### Records for processing
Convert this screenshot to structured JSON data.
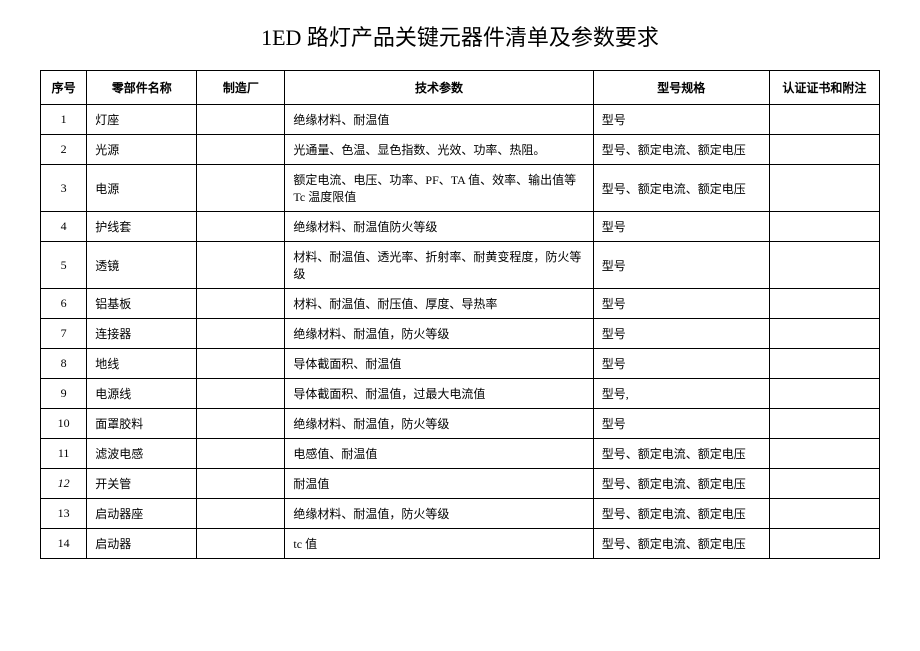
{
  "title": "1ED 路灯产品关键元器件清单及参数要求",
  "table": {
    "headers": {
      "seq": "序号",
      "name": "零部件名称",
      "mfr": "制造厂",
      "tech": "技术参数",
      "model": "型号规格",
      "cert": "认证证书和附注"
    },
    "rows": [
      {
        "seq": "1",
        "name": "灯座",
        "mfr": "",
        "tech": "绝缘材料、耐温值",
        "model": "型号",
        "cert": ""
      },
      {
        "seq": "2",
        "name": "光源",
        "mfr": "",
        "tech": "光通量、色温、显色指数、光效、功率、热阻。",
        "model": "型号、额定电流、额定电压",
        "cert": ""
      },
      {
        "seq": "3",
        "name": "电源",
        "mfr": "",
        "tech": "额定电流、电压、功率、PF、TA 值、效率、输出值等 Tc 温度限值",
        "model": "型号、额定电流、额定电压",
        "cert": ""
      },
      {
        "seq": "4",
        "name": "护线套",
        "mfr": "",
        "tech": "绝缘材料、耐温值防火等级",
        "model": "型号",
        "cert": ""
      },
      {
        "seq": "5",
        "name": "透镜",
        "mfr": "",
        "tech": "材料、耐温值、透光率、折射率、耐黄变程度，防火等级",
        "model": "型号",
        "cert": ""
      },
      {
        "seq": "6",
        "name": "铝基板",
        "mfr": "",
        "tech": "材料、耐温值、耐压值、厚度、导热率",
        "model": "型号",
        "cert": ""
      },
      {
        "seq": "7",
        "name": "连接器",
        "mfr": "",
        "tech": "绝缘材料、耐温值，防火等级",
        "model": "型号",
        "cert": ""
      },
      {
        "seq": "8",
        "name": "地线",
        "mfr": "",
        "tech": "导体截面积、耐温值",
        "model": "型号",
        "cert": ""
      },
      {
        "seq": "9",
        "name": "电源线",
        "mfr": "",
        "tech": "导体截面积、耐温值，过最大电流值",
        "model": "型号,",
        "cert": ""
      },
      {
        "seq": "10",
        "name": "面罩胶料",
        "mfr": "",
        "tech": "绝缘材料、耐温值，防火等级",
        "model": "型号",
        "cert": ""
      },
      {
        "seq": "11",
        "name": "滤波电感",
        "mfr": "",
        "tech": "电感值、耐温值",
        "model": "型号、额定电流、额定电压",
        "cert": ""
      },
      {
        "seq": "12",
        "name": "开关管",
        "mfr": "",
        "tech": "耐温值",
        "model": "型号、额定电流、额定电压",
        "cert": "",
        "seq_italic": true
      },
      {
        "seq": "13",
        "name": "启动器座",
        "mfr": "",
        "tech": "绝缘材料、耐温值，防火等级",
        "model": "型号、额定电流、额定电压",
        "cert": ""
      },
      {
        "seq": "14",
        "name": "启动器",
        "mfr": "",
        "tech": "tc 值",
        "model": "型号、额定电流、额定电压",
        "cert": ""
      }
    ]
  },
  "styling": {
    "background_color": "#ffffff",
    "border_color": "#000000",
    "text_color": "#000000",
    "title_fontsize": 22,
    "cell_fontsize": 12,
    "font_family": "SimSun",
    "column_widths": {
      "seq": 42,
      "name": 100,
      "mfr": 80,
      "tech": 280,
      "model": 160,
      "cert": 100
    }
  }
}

### Aim
Filter the listing for the word "导体截面积" and copy every line that holds it.

### Solution
        "tech": "导体截面积、耐温值",
        "tech": "导体截面积、耐温值，过最大电流值",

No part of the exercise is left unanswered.